MATERIALS PROVIDED.
* Start *
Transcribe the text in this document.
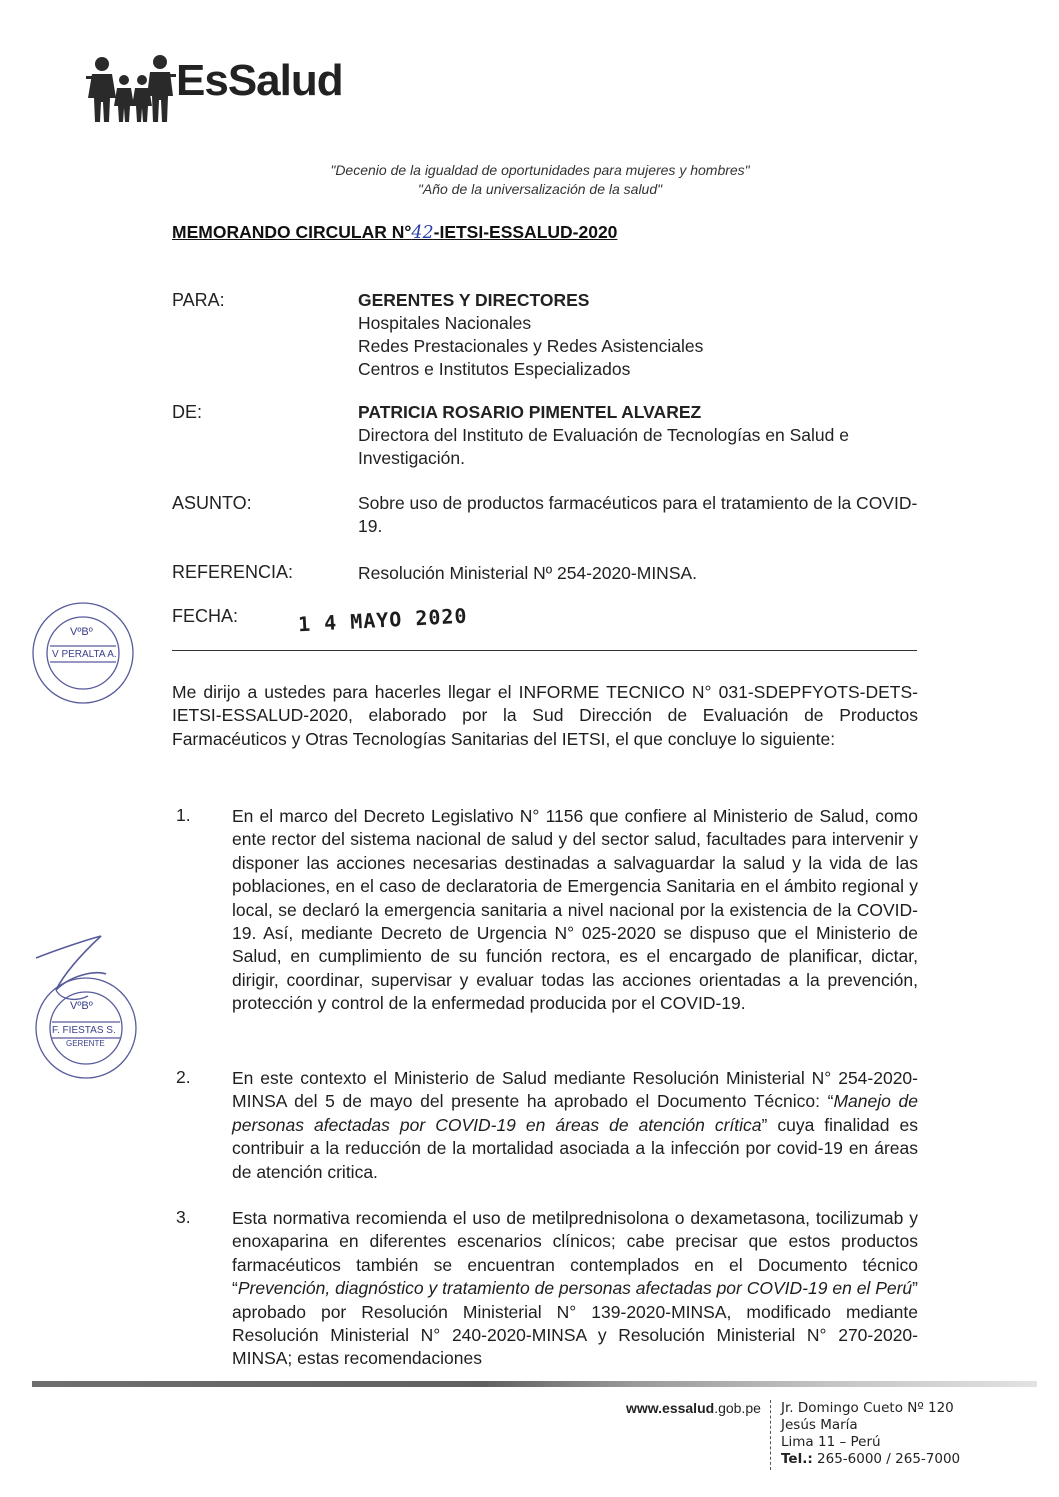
EsSalud
"Decenio de la igualdad de oportunidades para mujeres y hombres"
"Año de la universalización de la salud"
MEMORANDO CIRCULAR N°42-IETSI-ESSALUD-2020
PARA:	GERENTES Y DIRECTORES
Hospitales Nacionales
Redes Prestacionales y Redes Asistenciales
Centros e Institutos Especializados
DE:	PATRICIA ROSARIO PIMENTEL ALVAREZ
Directora del Instituto de Evaluación de Tecnologías en Salud e Investigación.
ASUNTO:	Sobre uso de productos farmacéuticos para el tratamiento de la COVID-19.
REFERENCIA:	Resolución Ministerial Nº 254-2020-MINSA.
FECHA:	1 4 MAYO 2020
VºBº
V PERALTA A.
VºBº
F. FIESTAS S.
GERENTE
Me dirijo a ustedes para hacerles llegar el INFORME TECNICO N° 031-SDEPFYOTS-DETS-IETSI-ESSALUD-2020, elaborado por la Sud Dirección de Evaluación de Productos Farmacéuticos y Otras Tecnologías Sanitarias del IETSI, el que concluye lo siguiente:
1. En el marco del Decreto Legislativo N° 1156 que confiere al Ministerio de Salud, como ente rector del sistema nacional de salud y del sector salud, facultades para intervenir y disponer las acciones necesarias destinadas a salvaguardar la salud y la vida de las poblaciones, en el caso de declaratoria de Emergencia Sanitaria en el ámbito regional y local, se declaró la emergencia sanitaria a nivel nacional por la existencia de la COVID-19. Así, mediante Decreto de Urgencia N° 025-2020 se dispuso que el Ministerio de Salud, en cumplimiento de su función rectora, es el encargado de planificar, dictar, dirigir, coordinar, supervisar y evaluar todas las acciones orientadas a la prevención, protección y control de la enfermedad producida por el COVID-19.
2. En este contexto el Ministerio de Salud mediante Resolución Ministerial N° 254-2020-MINSA del 5 de mayo del presente ha aprobado el Documento Técnico: “Manejo de personas afectadas por COVID-19 en áreas de atención crítica” cuya finalidad es contribuir a la reducción de la mortalidad asociada a la infección por covid-19 en áreas de atención critica.
3. Esta normativa recomienda el uso de metilprednisolona o dexametasona, tocilizumab y enoxaparina en diferentes escenarios clínicos; cabe precisar que estos productos farmacéuticos también se encuentran contemplados en el Documento técnico “Prevención, diagnóstico y tratamiento de personas afectadas por COVID-19 en el Perú” aprobado por Resolución Ministerial N° 139-2020-MINSA, modificado mediante Resolución Ministerial N° 240-2020-MINSA y Resolución Ministerial N° 270-2020-MINSA; estas recomendaciones
www.essalud.gob.pe Jr. Domingo Cueto Nº 120
Jesús María
Lima 11 – Perú
Tel.: 265-6000 / 265-7000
* End *
EXERCISE GOAL. From the data above, copy out every line with the string "Evaluación" in it.

EXERCISE ANSWER.
Directora del Instituto de Evaluación de Tecnologías en Salud e Investigación.
Me dirijo a ustedes para hacerles llegar el INFORME TECNICO N° 031-SDEPFYOTS-DETS-IETSI-ESSALUD-2020, elaborado por la Sud Dirección de Evaluación de Productos Farmacéuticos y Otras Tecnologías Sanitarias del IETSI, el que concluye lo siguiente:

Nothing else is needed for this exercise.